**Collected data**
»»

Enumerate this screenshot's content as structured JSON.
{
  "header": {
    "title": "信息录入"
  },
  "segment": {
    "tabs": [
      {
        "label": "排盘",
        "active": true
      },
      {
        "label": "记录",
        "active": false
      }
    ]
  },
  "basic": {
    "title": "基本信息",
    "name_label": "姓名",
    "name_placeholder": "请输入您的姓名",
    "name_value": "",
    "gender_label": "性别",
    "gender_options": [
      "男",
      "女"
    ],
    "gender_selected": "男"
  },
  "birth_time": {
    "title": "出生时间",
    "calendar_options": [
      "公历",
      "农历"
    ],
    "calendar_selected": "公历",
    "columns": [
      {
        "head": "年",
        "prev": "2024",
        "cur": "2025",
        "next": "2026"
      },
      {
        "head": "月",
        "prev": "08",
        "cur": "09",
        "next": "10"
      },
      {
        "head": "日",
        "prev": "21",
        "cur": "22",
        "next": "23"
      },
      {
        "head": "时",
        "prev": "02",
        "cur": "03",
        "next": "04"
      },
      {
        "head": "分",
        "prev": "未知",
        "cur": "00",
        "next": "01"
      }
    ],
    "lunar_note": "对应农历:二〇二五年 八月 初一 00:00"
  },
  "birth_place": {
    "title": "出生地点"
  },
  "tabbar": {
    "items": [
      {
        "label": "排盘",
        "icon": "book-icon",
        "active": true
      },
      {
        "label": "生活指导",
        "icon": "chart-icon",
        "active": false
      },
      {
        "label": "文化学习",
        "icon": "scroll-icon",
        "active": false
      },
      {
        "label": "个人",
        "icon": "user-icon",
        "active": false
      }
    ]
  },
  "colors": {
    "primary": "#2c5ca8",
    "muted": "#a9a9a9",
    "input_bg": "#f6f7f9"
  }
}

««

**Given problem**
Your task is to repeat every entry exactly.

**Correct answer**
Enumerate this screenshot's content as structured JSON.
{
  "header": {
    "title": "信息录入"
  },
  "segment": {
    "tabs": [
      {
        "label": "排盘",
        "active": true
      },
      {
        "label": "记录",
        "active": false
      }
    ]
  },
  "basic": {
    "title": "基本信息",
    "name_label": "姓名",
    "name_placeholder": "请输入您的姓名",
    "name_value": "",
    "gender_label": "性别",
    "gender_options": [
      "男",
      "女"
    ],
    "gender_selected": "男"
  },
  "birth_time": {
    "title": "出生时间",
    "calendar_options": [
      "公历",
      "农历"
    ],
    "calendar_selected": "公历",
    "columns": [
      {
        "head": "年",
        "prev": "2024",
        "cur": "2025",
        "next": "2026"
      },
      {
        "head": "月",
        "prev": "08",
        "cur": "09",
        "next": "10"
      },
      {
        "head": "日",
        "prev": "21",
        "cur": "22",
        "next": "23"
      },
      {
        "head": "时",
        "prev": "02",
        "cur": "03",
        "next": "04"
      },
      {
        "head": "分",
        "prev": "未知",
        "cur": "00",
        "next": "01"
      }
    ],
    "lunar_note": "对应农历:二〇二五年 八月 初一 00:00"
  },
  "birth_place": {
    "title": "出生地点"
  },
  "tabbar": {
    "items": [
      {
        "label": "排盘",
        "icon": "book-icon",
        "active": true
      },
      {
        "label": "生活指导",
        "icon": "chart-icon",
        "active": false
      },
      {
        "label": "文化学习",
        "icon": "scroll-icon",
        "active": false
      },
      {
        "label": "个人",
        "icon": "user-icon",
        "active": false
      }
    ]
  },
  "colors": {
    "primary": "#2c5ca8",
    "muted": "#a9a9a9",
    "input_bg": "#f6f7f9"
  }
}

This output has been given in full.